**GOAL:** Identify the lines that contain the word "Center" and copy each one.

(Extracted records)
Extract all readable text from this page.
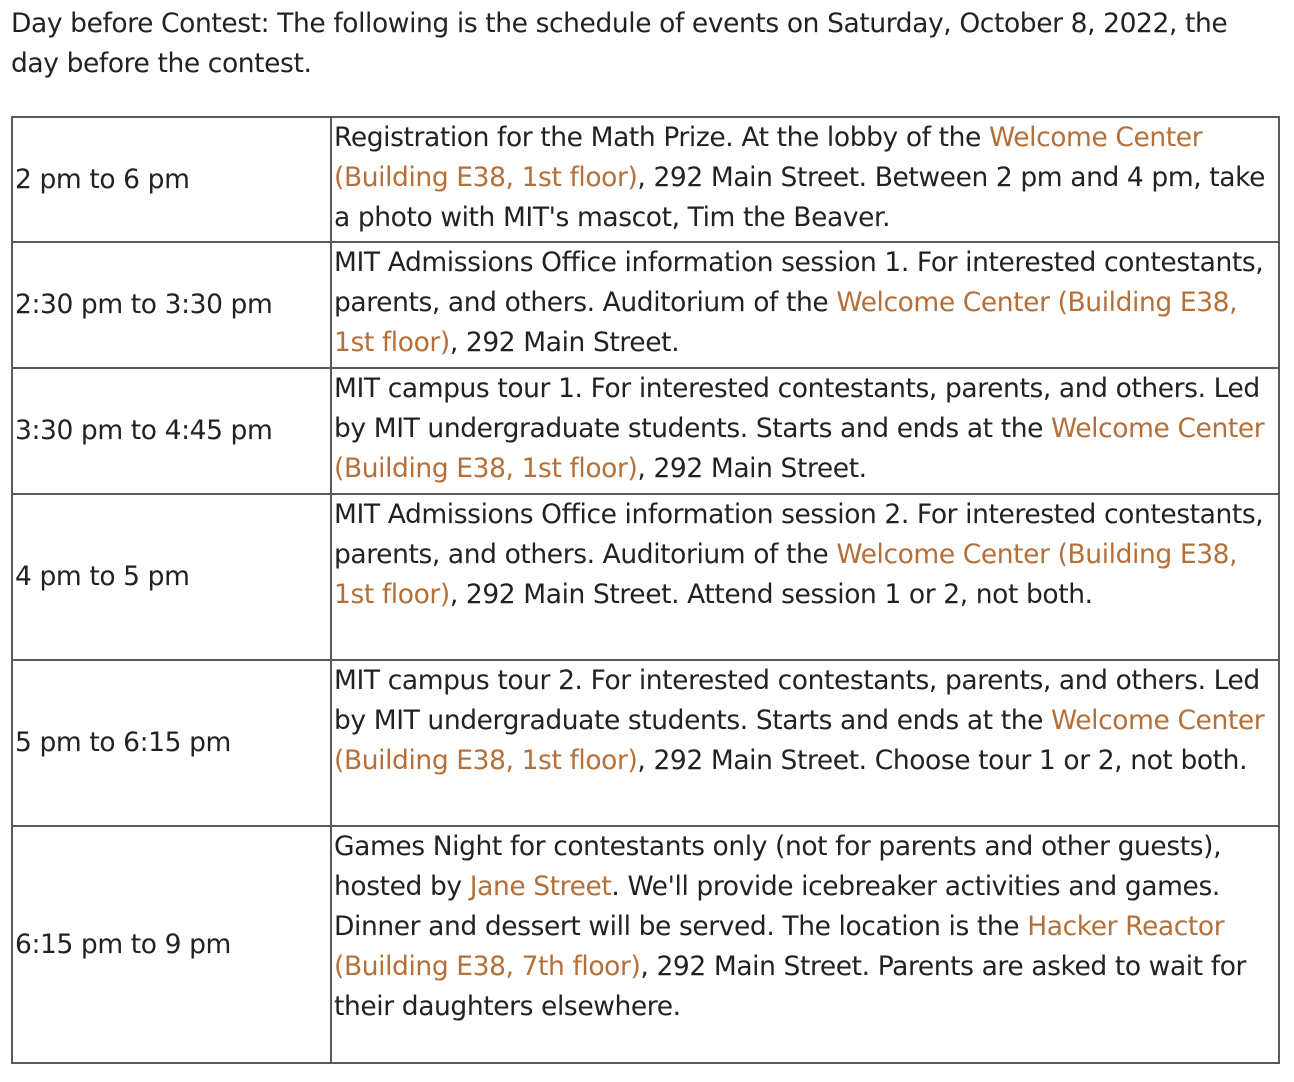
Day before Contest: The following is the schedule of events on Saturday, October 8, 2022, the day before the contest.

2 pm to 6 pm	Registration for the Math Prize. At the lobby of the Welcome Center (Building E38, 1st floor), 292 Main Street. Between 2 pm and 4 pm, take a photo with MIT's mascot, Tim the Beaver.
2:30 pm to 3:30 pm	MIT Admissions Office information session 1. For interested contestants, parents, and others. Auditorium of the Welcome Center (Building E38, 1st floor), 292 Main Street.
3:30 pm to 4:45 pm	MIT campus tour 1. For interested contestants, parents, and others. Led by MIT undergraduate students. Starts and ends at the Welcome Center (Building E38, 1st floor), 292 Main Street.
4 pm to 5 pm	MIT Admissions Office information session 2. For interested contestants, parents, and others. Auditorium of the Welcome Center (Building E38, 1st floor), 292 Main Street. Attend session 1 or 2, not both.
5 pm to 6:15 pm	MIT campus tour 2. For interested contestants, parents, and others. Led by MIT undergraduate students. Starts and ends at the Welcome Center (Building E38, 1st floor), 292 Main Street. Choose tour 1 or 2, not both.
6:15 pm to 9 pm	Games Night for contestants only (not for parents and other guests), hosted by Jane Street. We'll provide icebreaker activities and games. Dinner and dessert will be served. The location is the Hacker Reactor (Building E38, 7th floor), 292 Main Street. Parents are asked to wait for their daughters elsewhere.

---

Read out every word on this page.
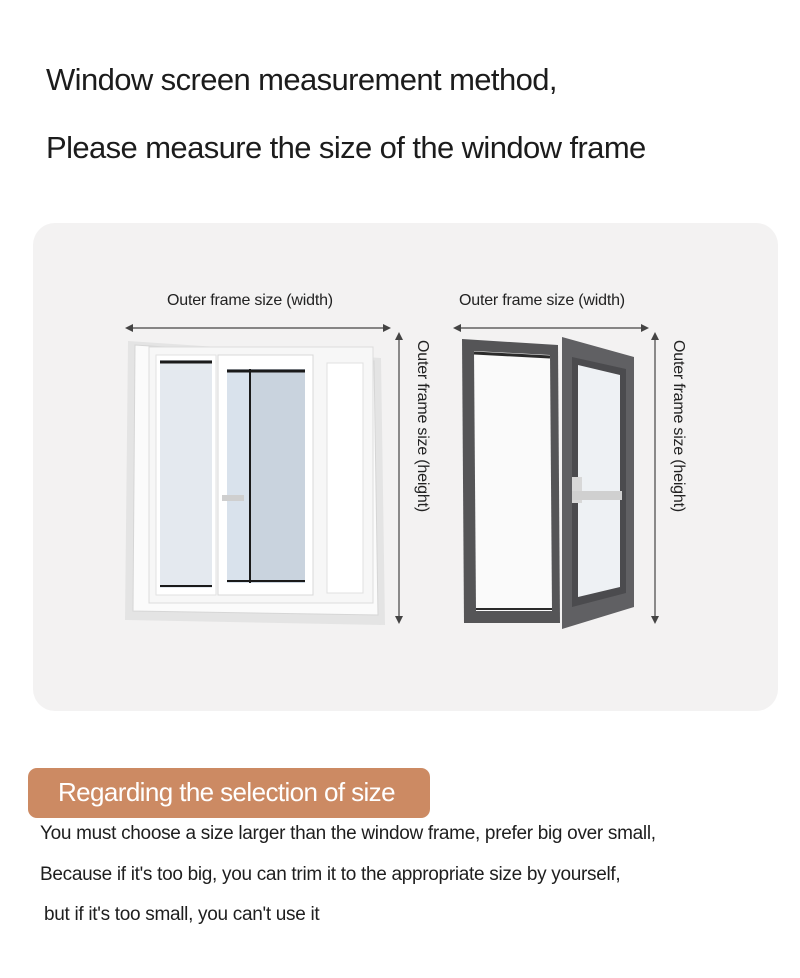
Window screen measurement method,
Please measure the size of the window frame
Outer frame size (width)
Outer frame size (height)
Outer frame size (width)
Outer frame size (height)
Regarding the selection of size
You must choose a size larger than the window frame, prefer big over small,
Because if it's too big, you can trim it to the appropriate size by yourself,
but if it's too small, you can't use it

==

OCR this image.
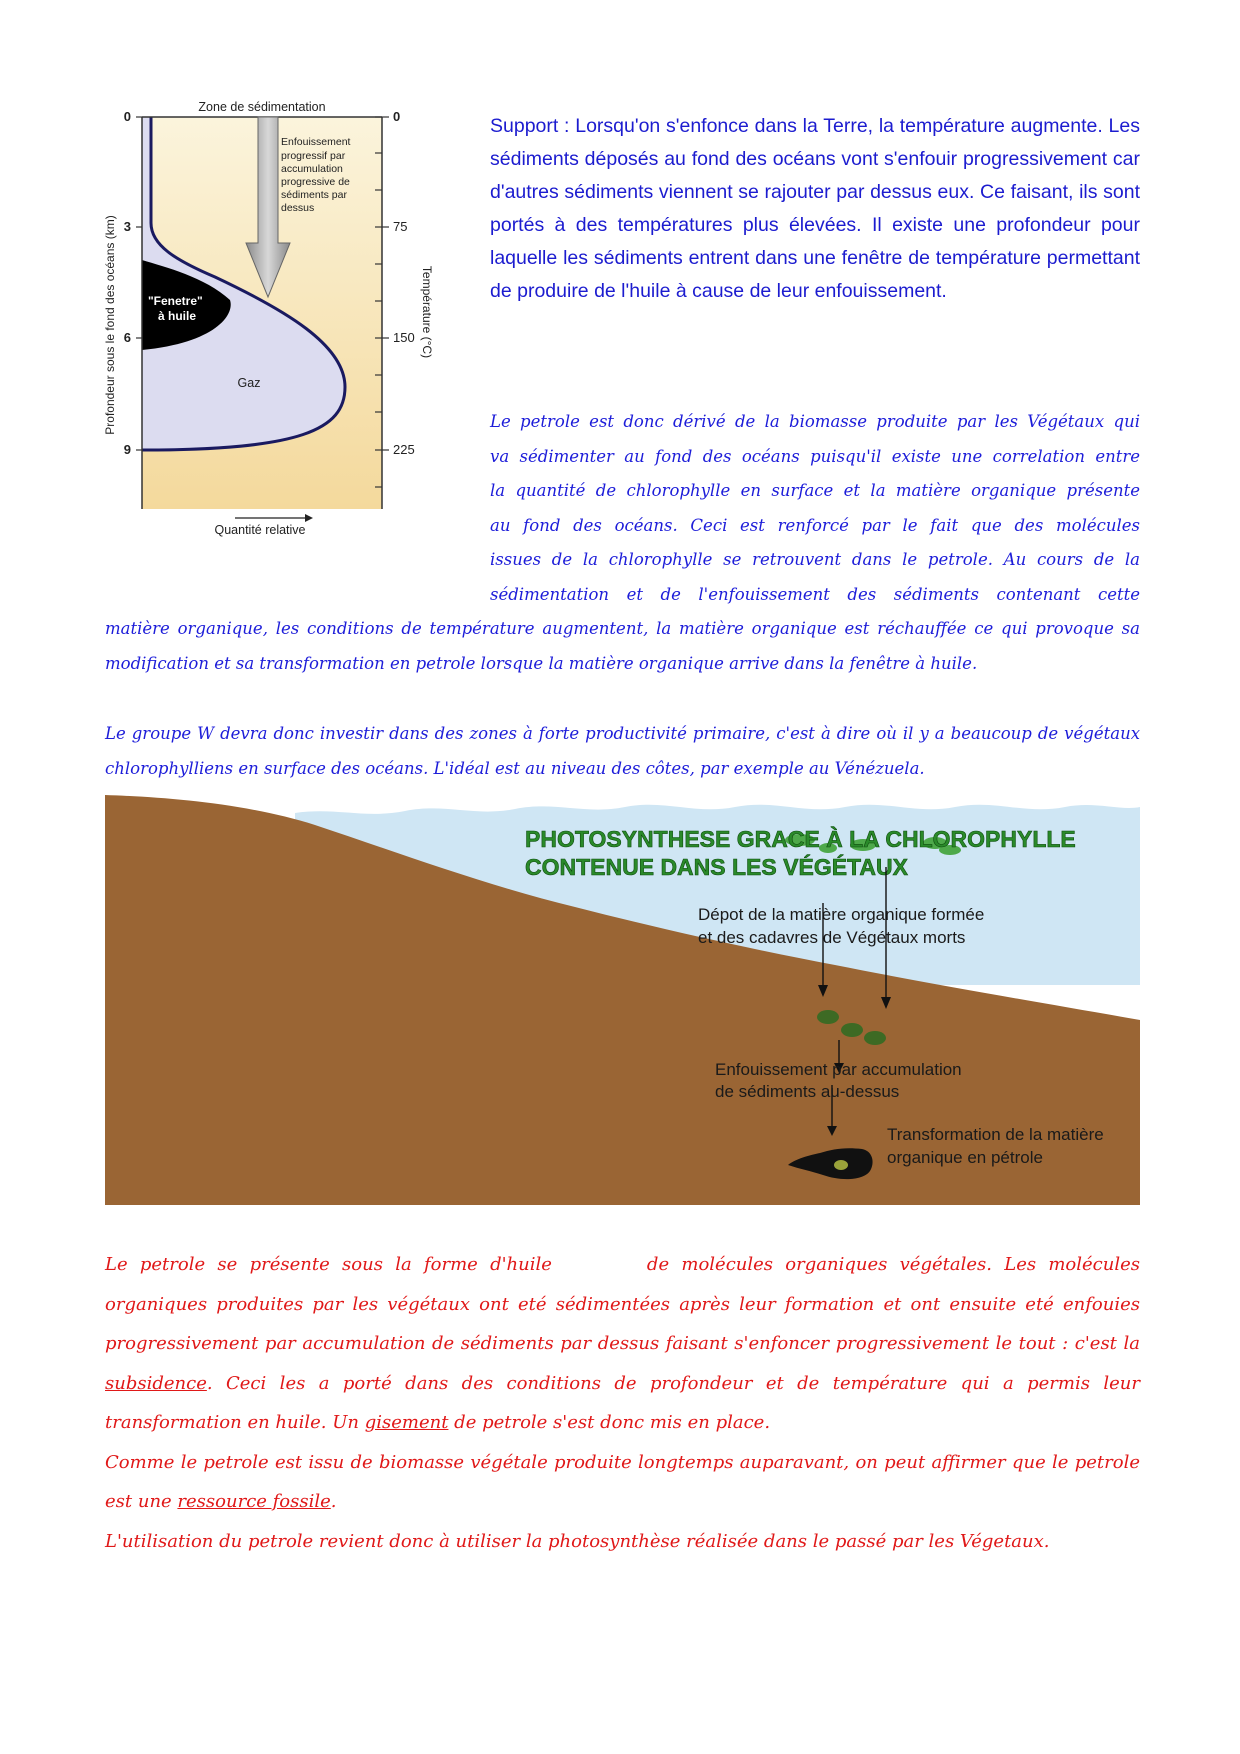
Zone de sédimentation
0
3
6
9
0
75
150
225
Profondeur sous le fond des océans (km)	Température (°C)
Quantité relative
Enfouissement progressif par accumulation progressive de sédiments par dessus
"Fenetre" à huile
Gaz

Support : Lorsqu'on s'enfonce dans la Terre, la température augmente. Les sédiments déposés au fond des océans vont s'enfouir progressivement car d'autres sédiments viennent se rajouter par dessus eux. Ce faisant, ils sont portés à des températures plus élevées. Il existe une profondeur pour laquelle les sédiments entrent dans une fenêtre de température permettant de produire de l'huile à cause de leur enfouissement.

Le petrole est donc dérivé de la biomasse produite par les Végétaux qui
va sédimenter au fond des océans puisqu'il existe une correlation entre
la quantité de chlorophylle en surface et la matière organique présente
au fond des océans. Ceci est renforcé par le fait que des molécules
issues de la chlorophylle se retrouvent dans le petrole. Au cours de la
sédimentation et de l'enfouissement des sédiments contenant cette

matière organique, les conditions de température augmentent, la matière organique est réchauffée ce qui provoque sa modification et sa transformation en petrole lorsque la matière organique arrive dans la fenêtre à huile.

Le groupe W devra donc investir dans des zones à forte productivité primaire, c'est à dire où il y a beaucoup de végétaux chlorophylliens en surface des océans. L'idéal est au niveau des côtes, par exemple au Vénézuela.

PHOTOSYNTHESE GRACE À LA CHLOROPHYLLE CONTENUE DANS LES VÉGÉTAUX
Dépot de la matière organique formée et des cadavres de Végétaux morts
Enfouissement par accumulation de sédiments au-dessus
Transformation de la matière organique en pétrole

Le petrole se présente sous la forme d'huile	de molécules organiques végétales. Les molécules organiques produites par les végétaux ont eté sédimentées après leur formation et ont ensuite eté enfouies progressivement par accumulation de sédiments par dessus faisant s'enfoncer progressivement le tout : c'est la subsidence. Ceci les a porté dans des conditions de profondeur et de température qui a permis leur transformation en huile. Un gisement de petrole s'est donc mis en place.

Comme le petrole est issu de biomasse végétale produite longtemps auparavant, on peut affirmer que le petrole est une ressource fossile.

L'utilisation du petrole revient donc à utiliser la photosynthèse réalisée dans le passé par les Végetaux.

**TASK RESULT:**
2 pm to 6 pm	Registration for the Math Prize. At the lobby of the Welcome Center (Building E38, 1st floor), 292 Main Street. Between 2 pm and 4 pm, take a photo with MIT's mascot, Tim the Beaver.
2:30 pm to 3:30 pm	MIT Admissions Office information session 1. For interested contestants, parents, and others. Auditorium of the Welcome Center (Building E38, 1st floor), 292 Main Street.
3:30 pm to 4:45 pm	MIT campus tour 1. For interested contestants, parents, and others. Led by MIT undergraduate students. Starts and ends at the Welcome Center (Building E38, 1st floor), 292 Main Street.
4 pm to 5 pm	MIT Admissions Office information session 2. For interested contestants, parents, and others. Auditorium of the Welcome Center (Building E38, 1st floor), 292 Main Street. Attend session 1 or 2, not both.
5 pm to 6:15 pm	MIT campus tour 2. For interested contestants, parents, and others. Led by MIT undergraduate students. Starts and ends at the Welcome Center (Building E38, 1st floor), 292 Main Street. Choose tour 1 or 2, not both.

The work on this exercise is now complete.